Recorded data
╔══

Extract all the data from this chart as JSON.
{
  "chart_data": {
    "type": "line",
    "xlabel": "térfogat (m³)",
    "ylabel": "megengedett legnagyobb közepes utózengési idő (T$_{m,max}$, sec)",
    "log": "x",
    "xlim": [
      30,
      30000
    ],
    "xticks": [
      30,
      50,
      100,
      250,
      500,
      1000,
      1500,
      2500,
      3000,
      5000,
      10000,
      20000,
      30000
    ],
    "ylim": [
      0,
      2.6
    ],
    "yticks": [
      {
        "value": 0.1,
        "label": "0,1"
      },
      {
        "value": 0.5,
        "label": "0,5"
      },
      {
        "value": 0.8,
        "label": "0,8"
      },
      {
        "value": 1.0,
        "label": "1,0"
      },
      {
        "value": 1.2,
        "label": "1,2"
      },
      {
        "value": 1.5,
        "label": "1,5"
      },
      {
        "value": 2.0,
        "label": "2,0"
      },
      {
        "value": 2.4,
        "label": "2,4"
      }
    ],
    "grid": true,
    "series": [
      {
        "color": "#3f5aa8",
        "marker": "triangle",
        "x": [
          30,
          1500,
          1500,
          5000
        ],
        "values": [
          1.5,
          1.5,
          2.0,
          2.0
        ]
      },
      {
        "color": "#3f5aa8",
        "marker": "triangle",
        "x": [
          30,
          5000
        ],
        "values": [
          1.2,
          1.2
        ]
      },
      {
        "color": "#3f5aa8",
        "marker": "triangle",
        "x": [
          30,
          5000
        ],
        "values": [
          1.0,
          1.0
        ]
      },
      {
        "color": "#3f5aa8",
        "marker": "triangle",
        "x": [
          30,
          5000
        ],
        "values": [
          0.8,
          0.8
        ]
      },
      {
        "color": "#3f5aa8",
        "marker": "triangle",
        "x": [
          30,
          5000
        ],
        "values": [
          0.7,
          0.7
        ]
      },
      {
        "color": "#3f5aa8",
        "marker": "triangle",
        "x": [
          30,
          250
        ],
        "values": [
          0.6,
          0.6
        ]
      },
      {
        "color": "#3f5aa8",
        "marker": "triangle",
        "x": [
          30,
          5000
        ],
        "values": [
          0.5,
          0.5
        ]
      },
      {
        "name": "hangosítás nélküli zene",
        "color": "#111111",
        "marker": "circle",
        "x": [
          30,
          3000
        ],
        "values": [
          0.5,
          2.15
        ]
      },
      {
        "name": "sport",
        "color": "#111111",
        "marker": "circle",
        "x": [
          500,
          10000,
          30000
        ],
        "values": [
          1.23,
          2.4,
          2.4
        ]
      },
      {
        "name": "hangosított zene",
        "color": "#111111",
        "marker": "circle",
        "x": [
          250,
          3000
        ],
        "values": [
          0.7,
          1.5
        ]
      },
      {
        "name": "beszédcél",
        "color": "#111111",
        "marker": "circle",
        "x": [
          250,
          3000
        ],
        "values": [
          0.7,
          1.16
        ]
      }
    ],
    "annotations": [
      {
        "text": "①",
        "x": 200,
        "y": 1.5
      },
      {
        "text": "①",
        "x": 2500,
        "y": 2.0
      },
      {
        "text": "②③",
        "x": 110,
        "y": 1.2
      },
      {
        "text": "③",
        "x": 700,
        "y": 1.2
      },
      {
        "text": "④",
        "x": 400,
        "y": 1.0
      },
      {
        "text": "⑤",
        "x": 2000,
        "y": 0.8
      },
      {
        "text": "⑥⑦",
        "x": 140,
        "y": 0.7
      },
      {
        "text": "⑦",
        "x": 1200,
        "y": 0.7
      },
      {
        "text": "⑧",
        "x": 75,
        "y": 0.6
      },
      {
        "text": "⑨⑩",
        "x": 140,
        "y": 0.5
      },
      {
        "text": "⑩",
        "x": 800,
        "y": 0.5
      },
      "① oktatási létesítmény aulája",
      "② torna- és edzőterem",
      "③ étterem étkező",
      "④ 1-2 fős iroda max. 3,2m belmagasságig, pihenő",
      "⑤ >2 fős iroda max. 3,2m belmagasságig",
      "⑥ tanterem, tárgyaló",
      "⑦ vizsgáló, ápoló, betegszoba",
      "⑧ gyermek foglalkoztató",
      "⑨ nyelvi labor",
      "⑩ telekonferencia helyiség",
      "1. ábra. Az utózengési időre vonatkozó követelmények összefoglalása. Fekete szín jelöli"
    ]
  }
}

╚══

All the data must be duplicated exactly, with nothing added or removed.

Extract all the data from this chart as JSON.
{
  "chart_data": {
    "type": "line",
    "xlabel": "térfogat (m³)",
    "ylabel": "megengedett legnagyobb közepes utózengési idő (T$_{m,max}$, sec)",
    "log": "x",
    "xlim": [
      30,
      30000
    ],
    "xticks": [
      30,
      50,
      100,
      250,
      500,
      1000,
      1500,
      2500,
      3000,
      5000,
      10000,
      20000,
      30000
    ],
    "ylim": [
      0,
      2.6
    ],
    "yticks": [
      {
        "value": 0.1,
        "label": "0,1"
      },
      {
        "value": 0.5,
        "label": "0,5"
      },
      {
        "value": 0.8,
        "label": "0,8"
      },
      {
        "value": 1.0,
        "label": "1,0"
      },
      {
        "value": 1.2,
        "label": "1,2"
      },
      {
        "value": 1.5,
        "label": "1,5"
      },
      {
        "value": 2.0,
        "label": "2,0"
      },
      {
        "value": 2.4,
        "label": "2,4"
      }
    ],
    "grid": true,
    "series": [
      {
        "color": "#3f5aa8",
        "marker": "triangle",
        "x": [
          30,
          1500,
          1500,
          5000
        ],
        "values": [
          1.5,
          1.5,
          2.0,
          2.0
        ]
      },
      {
        "color": "#3f5aa8",
        "marker": "triangle",
        "x": [
          30,
          5000
        ],
        "values": [
          1.2,
          1.2
        ]
      },
      {
        "color": "#3f5aa8",
        "marker": "triangle",
        "x": [
          30,
          5000
        ],
        "values": [
          1.0,
          1.0
        ]
      },
      {
        "color": "#3f5aa8",
        "marker": "triangle",
        "x": [
          30,
          5000
        ],
        "values": [
          0.8,
          0.8
        ]
      },
      {
        "color": "#3f5aa8",
        "marker": "triangle",
        "x": [
          30,
          5000
        ],
        "values": [
          0.7,
          0.7
        ]
      },
      {
        "color": "#3f5aa8",
        "marker": "triangle",
        "x": [
          30,
          250
        ],
        "values": [
          0.6,
          0.6
        ]
      },
      {
        "color": "#3f5aa8",
        "marker": "triangle",
        "x": [
          30,
          5000
        ],
        "values": [
          0.5,
          0.5
        ]
      },
      {
        "name": "hangosítás nélküli zene",
        "color": "#111111",
        "marker": "circle",
        "x": [
          30,
          3000
        ],
        "values": [
          0.5,
          2.15
        ]
      },
      {
        "name": "sport",
        "color": "#111111",
        "marker": "circle",
        "x": [
          500,
          10000,
          30000
        ],
        "values": [
          1.23,
          2.4,
          2.4
        ]
      },
      {
        "name": "hangosított zene",
        "color": "#111111",
        "marker": "circle",
        "x": [
          250,
          3000
        ],
        "values": [
          0.7,
          1.5
        ]
      },
      {
        "name": "beszédcél",
        "color": "#111111",
        "marker": "circle",
        "x": [
          250,
          3000
        ],
        "values": [
          0.7,
          1.16
        ]
      }
    ],
    "annotations": [
      {
        "text": "①",
        "x": 200,
        "y": 1.5
      },
      {
        "text": "①",
        "x": 2500,
        "y": 2.0
      },
      {
        "text": "②③",
        "x": 110,
        "y": 1.2
      },
      {
        "text": "③",
        "x": 700,
        "y": 1.2
      },
      {
        "text": "④",
        "x": 400,
        "y": 1.0
      },
      {
        "text": "⑤",
        "x": 2000,
        "y": 0.8
      },
      {
        "text": "⑥⑦",
        "x": 140,
        "y": 0.7
      },
      {
        "text": "⑦",
        "x": 1200,
        "y": 0.7
      },
      {
        "text": "⑧",
        "x": 75,
        "y": 0.6
      },
      {
        "text": "⑨⑩",
        "x": 140,
        "y": 0.5
      },
      {
        "text": "⑩",
        "x": 800,
        "y": 0.5
      },
      "① oktatási létesítmény aulája",
      "② torna- és edzőterem",
      "③ étterem étkező",
      "④ 1-2 fős iroda max. 3,2m belmagasságig, pihenő",
      "⑤ >2 fős iroda max. 3,2m belmagasságig",
      "⑥ tanterem, tárgyaló",
      "⑦ vizsgáló, ápoló, betegszoba",
      "⑧ gyermek foglalkoztató",
      "⑨ nyelvi labor",
      "⑩ telekonferencia helyiség",
      "1. ábra. Az utózengési időre vonatkozó követelmények összefoglalása. Fekete szín jelöli"
    ]
  }
}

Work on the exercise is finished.